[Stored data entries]
## begin
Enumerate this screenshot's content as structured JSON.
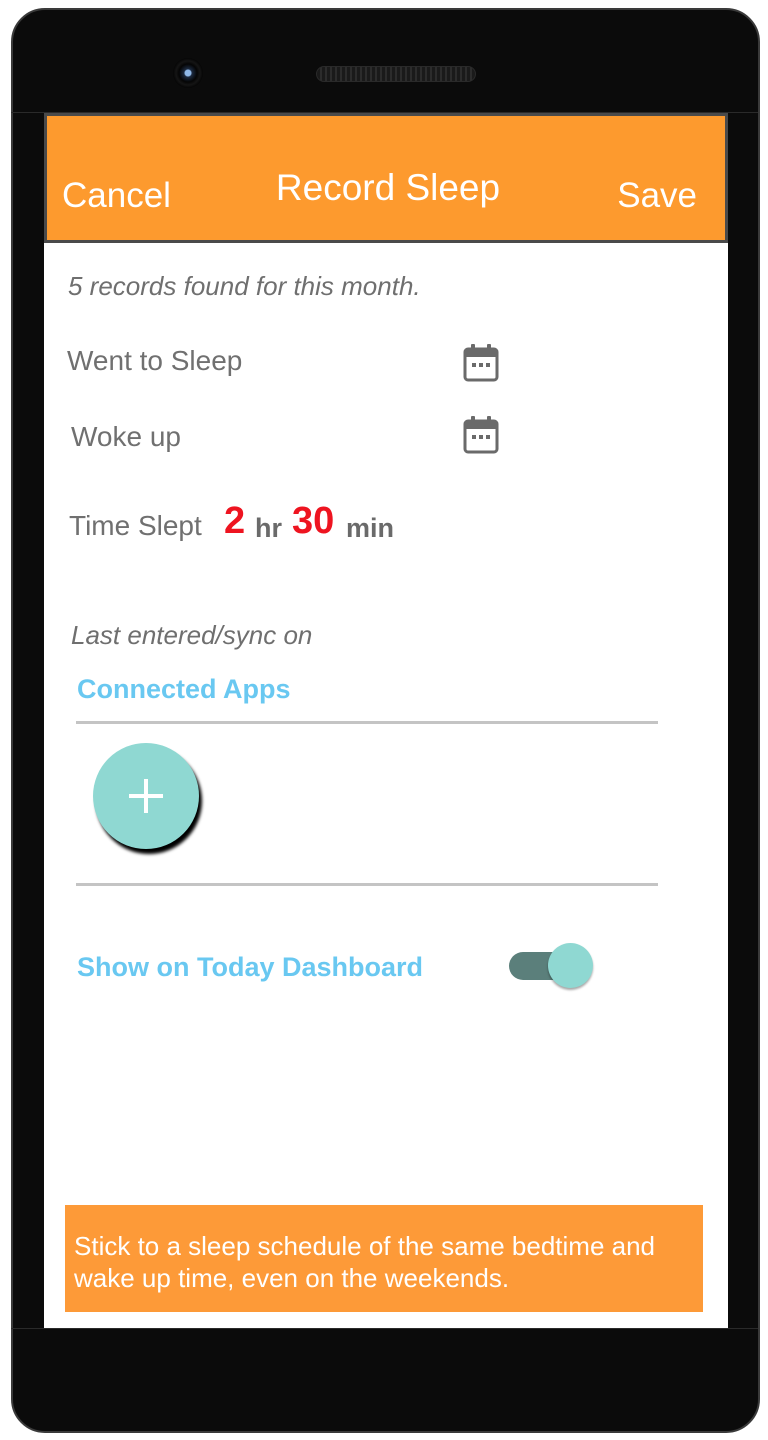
{
  "header": {
    "cancel_label": "Cancel",
    "title": "Record Sleep",
    "save_label": "Save"
  },
  "records_info": "5 records found for this month.",
  "fields": {
    "went_to_sleep_label": "Went to Sleep",
    "woke_up_label": "Woke up"
  },
  "time_slept": {
    "label": "Time Slept",
    "hours": "2",
    "hours_unit": "hr",
    "minutes": "30",
    "minutes_unit": "min"
  },
  "last_sync_label": "Last entered/sync on",
  "connected_apps_label": "Connected Apps",
  "show_on_dashboard": {
    "label": "Show on Today Dashboard",
    "enabled": true
  },
  "tip_text": "Stick to a sleep schedule of the same bedtime and wake up time, even on the weekends.",
  "icons": {
    "calendar": "calendar-icon",
    "add": "plus-icon"
  },
  "colors": {
    "header_bg": "#fd9a2e",
    "accent_text": "#69c8f1",
    "time_value": "#ee1420",
    "fab": "#8fd8d2",
    "toggle_track": "#5b7f7b",
    "tip_bg": "#fd9a38"
  }
}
## end
## Written request
All of the entries above should be copied exactly, except for the pictures.

## Completed exercise
Enumerate this screenshot's content as structured JSON.
{
  "header": {
    "cancel_label": "Cancel",
    "title": "Record Sleep",
    "save_label": "Save"
  },
  "records_info": "5 records found for this month.",
  "fields": {
    "went_to_sleep_label": "Went to Sleep",
    "woke_up_label": "Woke up"
  },
  "time_slept": {
    "label": "Time Slept",
    "hours": "2",
    "hours_unit": "hr",
    "minutes": "30",
    "minutes_unit": "min"
  },
  "last_sync_label": "Last entered/sync on",
  "connected_apps_label": "Connected Apps",
  "show_on_dashboard": {
    "label": "Show on Today Dashboard",
    "enabled": true
  },
  "tip_text": "Stick to a sleep schedule of the same bedtime and wake up time, even on the weekends.",
  "icons": {
    "calendar": "calendar-icon",
    "add": "plus-icon"
  },
  "colors": {
    "header_bg": "#fd9a2e",
    "accent_text": "#69c8f1",
    "time_value": "#ee1420",
    "fab": "#8fd8d2",
    "toggle_track": "#5b7f7b",
    "tip_bg": "#fd9a38"
  }
}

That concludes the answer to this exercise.